◆ EXERCISE DIRECTIONS
Write out the records below word for word, please.

◆ RECORDED INFORMATION
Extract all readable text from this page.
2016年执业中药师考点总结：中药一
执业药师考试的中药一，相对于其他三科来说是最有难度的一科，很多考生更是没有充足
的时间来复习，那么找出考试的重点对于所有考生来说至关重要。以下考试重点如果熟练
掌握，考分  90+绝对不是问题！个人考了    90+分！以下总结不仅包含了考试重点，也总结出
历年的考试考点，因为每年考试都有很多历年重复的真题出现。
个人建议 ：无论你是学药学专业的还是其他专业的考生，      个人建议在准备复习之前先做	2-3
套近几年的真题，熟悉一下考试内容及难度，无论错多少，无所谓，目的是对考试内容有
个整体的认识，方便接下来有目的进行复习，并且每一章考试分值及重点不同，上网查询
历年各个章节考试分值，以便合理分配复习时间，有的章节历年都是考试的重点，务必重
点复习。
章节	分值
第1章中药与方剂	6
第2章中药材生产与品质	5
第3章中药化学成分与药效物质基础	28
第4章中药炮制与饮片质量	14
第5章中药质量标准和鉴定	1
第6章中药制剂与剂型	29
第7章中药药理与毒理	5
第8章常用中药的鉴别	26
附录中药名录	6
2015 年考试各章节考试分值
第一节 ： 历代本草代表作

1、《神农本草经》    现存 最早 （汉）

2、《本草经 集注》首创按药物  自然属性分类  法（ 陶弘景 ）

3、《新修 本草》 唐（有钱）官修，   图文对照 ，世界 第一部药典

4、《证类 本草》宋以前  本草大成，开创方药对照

◆ RESPONSE
Extract all readable text from this page.
2016年执业中药师考点总结：中药一
执业药师考试的中药一，相对于其他三科来说是最有难度的一科，很多考生更是没有充足
的时间来复习，那么找出考试的重点对于所有考生来说至关重要。以下考试重点如果熟练
掌握，考分  90+绝对不是问题！个人考了    90+分！以下总结不仅包含了考试重点，也总结出
历年的考试考点，因为每年考试都有很多历年重复的真题出现。
个人建议 ：无论你是学药学专业的还是其他专业的考生，      个人建议在准备复习之前先做	2-3
套近几年的真题，熟悉一下考试内容及难度，无论错多少，无所谓，目的是对考试内容有
个整体的认识，方便接下来有目的进行复习，并且每一章考试分值及重点不同，上网查询
历年各个章节考试分值，以便合理分配复习时间，有的章节历年都是考试的重点，务必重
点复习。
章节	分值
第1章中药与方剂	6
第2章中药材生产与品质	5
第3章中药化学成分与药效物质基础	28
第4章中药炮制与饮片质量	14
第5章中药质量标准和鉴定	1
第6章中药制剂与剂型	29
第7章中药药理与毒理	5
第8章常用中药的鉴别	26
附录中药名录	6
2015 年考试各章节考试分值
第一节 ： 历代本草代表作

1、《神农本草经》    现存 最早 （汉）

2、《本草经 集注》首创按药物  自然属性分类  法（ 陶弘景 ）

3、《新修 本草》 唐（有钱）官修，   图文对照 ，世界 第一部药典

4、《证类 本草》宋以前  本草大成，开创方药对照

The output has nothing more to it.